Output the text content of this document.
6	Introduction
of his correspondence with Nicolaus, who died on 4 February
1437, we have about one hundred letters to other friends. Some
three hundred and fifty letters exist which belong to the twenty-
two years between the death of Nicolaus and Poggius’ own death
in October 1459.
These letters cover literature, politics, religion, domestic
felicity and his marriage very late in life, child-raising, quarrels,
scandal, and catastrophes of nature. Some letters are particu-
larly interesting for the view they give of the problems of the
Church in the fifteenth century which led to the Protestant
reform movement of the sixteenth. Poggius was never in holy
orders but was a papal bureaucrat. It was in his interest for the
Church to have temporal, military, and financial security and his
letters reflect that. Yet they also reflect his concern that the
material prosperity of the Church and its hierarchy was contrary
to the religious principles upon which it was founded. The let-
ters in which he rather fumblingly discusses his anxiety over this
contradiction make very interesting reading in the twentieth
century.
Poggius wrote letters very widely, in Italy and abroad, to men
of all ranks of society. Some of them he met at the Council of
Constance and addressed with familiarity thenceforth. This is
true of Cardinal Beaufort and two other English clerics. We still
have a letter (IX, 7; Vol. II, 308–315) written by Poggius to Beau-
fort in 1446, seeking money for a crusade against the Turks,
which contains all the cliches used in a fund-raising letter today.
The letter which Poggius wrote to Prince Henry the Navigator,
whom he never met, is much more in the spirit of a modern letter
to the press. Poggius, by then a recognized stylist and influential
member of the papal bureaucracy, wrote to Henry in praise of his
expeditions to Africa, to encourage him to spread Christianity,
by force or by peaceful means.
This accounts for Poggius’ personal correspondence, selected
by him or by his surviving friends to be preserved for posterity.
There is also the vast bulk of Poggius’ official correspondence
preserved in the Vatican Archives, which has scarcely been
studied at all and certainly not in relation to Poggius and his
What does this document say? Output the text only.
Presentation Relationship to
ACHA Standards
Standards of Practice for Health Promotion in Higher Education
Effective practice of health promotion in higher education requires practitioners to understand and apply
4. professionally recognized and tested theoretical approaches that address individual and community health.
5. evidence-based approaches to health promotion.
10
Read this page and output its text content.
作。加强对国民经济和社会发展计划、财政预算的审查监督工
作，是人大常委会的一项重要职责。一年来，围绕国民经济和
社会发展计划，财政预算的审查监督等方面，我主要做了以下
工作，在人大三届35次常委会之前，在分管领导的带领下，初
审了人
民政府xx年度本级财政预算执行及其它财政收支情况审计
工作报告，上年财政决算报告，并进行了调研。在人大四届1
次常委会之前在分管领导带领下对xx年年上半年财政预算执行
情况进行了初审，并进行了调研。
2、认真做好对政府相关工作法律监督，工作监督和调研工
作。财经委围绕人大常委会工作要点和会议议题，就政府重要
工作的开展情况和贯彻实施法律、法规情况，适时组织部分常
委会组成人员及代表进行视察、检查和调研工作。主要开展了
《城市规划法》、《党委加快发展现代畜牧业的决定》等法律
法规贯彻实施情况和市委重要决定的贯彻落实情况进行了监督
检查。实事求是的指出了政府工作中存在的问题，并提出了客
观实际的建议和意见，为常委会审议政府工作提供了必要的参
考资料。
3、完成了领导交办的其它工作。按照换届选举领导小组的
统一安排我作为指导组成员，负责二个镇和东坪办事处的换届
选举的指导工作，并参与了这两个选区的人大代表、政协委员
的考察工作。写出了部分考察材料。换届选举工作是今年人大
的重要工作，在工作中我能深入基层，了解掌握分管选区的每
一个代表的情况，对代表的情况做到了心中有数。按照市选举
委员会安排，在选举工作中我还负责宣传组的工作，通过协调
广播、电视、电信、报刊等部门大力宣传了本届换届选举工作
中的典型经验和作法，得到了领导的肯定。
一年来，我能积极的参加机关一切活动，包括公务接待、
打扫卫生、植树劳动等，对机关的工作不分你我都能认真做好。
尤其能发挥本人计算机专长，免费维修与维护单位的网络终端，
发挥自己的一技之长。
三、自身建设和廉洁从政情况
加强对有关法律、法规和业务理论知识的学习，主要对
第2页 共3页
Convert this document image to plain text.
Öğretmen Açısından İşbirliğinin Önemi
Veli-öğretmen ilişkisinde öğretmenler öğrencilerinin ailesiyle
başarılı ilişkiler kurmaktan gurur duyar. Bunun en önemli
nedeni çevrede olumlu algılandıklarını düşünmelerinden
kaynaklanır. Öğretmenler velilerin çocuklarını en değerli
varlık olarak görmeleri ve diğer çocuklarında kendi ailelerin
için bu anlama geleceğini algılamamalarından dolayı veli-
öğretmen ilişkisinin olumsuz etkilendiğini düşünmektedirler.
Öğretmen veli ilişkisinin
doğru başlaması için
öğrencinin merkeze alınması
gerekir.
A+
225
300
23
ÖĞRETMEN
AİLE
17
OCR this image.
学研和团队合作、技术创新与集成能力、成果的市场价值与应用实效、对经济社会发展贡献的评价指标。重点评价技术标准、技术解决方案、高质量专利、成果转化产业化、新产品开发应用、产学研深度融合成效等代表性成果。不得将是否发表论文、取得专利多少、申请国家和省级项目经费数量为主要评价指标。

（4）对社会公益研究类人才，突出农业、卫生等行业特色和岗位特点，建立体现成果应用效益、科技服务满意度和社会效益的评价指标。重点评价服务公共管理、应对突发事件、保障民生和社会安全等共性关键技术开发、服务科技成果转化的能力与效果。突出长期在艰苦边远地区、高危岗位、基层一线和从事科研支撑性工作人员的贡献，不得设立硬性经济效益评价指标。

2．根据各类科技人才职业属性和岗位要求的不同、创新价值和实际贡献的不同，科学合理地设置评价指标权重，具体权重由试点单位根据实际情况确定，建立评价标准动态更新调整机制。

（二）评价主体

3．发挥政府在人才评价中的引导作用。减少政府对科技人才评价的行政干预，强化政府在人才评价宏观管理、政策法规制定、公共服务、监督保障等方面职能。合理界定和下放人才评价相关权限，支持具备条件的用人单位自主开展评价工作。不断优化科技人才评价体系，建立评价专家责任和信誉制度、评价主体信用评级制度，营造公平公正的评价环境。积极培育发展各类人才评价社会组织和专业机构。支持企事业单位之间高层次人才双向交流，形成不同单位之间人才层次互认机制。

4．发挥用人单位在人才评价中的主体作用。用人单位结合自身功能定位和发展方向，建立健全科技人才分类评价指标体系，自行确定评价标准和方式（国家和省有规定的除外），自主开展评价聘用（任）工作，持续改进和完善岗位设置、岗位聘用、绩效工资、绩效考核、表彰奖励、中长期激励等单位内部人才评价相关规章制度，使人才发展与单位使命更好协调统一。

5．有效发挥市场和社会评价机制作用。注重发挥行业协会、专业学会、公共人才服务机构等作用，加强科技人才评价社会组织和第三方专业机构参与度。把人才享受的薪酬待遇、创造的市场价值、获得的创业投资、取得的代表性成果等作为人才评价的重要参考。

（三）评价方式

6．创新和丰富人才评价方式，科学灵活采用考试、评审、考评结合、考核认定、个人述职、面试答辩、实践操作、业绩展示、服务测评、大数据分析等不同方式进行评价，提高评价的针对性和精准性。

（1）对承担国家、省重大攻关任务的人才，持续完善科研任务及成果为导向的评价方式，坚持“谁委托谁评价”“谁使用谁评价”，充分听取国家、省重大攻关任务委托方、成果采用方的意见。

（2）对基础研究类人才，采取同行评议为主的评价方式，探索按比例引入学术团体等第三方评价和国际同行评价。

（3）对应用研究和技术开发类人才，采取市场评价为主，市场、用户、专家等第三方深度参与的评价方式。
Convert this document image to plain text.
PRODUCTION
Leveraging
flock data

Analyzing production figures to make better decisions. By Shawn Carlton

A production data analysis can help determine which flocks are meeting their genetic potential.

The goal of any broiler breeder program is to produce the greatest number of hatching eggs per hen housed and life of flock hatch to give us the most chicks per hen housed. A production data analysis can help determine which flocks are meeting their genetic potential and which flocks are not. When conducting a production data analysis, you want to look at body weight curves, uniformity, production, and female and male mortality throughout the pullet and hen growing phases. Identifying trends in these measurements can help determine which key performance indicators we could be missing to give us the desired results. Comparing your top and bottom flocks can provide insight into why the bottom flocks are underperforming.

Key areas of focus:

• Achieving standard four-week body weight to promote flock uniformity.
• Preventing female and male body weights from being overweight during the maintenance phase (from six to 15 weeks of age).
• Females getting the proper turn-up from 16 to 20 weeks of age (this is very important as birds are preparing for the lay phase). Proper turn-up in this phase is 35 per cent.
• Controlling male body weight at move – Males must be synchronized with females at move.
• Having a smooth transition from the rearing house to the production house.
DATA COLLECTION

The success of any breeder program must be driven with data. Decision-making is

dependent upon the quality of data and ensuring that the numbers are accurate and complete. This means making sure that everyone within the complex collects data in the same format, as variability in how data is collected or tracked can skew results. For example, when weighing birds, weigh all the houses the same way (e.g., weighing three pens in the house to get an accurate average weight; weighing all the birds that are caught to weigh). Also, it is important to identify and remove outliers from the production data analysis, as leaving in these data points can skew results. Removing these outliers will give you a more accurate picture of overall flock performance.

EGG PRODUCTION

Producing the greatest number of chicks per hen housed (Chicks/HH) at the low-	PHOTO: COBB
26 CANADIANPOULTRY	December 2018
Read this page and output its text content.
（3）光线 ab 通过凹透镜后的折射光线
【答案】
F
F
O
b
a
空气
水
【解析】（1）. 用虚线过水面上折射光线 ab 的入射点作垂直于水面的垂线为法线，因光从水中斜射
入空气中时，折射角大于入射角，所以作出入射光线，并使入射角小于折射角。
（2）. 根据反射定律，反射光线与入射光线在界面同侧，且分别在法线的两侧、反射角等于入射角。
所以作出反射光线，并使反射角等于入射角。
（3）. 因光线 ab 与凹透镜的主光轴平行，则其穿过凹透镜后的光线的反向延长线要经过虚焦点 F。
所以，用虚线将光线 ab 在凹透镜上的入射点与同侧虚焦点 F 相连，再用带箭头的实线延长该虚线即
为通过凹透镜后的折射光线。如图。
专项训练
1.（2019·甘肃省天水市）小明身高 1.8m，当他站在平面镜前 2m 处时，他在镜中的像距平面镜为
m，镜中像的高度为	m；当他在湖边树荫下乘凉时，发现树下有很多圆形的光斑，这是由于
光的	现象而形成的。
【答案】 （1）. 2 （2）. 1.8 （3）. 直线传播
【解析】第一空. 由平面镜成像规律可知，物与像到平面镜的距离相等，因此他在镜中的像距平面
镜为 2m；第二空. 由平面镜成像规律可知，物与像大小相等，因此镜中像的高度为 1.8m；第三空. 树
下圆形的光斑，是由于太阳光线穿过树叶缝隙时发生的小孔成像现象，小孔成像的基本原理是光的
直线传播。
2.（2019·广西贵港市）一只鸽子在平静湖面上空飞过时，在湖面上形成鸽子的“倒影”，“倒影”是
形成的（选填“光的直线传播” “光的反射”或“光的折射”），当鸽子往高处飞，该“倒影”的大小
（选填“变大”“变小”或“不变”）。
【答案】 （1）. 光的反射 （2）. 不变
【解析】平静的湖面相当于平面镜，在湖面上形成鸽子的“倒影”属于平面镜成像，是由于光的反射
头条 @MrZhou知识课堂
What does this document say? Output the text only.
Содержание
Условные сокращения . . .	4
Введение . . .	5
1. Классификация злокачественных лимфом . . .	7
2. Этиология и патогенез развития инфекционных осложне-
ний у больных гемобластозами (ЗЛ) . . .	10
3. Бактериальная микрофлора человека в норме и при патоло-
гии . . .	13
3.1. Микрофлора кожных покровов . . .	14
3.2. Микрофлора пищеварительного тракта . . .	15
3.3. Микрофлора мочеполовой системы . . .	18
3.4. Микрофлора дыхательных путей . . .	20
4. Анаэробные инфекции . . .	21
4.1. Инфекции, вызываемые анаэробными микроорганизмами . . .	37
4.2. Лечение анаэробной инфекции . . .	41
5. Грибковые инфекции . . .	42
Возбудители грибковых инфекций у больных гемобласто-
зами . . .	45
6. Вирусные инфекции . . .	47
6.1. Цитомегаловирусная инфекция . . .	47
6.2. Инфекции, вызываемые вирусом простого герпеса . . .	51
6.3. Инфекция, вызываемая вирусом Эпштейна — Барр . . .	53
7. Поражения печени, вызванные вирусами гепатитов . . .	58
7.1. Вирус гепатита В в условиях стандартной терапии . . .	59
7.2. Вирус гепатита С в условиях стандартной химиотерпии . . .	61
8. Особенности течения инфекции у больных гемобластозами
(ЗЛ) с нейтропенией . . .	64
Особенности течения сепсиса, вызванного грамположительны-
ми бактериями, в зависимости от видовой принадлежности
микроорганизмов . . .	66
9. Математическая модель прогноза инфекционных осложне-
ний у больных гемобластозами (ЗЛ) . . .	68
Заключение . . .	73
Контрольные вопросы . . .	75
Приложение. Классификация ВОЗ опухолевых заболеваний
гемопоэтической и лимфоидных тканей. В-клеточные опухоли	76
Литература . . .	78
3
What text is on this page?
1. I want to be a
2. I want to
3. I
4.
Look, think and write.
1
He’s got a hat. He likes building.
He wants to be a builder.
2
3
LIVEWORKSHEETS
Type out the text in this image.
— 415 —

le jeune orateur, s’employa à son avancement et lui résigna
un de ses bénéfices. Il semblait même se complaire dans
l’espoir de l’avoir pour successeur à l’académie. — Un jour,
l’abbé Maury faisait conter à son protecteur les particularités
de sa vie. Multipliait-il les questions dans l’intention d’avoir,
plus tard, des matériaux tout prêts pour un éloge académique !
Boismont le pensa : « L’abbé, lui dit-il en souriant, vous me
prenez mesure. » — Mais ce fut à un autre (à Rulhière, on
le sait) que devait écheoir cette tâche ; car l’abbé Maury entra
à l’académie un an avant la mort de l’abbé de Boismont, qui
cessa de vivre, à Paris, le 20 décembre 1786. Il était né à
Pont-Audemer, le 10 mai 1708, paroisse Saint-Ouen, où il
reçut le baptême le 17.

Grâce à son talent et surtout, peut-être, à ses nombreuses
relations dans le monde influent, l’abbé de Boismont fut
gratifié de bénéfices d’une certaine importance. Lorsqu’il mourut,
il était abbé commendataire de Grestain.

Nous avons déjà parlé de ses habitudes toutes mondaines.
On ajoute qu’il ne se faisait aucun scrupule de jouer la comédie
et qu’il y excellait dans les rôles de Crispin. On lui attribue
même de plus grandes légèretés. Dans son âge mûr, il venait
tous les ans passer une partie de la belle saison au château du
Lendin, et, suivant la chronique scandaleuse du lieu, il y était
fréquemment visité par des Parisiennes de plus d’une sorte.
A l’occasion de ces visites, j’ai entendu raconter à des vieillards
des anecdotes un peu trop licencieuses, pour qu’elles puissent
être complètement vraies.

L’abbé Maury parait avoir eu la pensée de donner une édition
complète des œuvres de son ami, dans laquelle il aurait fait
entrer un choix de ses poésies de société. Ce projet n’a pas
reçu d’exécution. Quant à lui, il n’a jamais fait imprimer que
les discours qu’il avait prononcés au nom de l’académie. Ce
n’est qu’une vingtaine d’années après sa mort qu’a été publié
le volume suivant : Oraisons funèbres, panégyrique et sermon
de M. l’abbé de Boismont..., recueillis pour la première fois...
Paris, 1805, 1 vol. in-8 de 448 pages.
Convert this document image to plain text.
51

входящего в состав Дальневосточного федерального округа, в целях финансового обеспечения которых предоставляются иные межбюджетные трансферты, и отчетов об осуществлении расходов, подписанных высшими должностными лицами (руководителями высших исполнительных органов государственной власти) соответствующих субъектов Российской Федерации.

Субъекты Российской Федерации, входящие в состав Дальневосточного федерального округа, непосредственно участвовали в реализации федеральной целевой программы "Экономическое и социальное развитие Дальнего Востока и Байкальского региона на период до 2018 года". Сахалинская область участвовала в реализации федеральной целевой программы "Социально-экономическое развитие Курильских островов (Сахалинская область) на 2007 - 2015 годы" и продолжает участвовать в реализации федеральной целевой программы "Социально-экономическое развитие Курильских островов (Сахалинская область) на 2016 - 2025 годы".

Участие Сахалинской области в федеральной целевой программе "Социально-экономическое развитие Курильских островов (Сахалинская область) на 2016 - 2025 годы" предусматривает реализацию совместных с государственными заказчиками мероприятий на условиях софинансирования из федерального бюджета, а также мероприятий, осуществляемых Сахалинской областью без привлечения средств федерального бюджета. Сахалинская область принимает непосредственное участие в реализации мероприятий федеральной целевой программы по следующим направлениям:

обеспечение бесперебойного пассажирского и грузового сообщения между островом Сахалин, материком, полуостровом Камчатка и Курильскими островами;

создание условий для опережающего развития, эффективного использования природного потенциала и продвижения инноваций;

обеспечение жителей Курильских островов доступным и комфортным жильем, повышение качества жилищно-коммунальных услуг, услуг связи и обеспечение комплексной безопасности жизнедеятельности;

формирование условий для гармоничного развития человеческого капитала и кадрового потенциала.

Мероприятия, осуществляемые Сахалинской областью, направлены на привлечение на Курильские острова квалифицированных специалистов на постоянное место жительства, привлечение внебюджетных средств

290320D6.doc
______
▸ **Directions for this task**: Check the data for the word "être" and pull out the lines that have it.

▸ **Exercise result**:
Grâce à son talent et surtout, peut-être, à ses nombreuses
être complètement vraies.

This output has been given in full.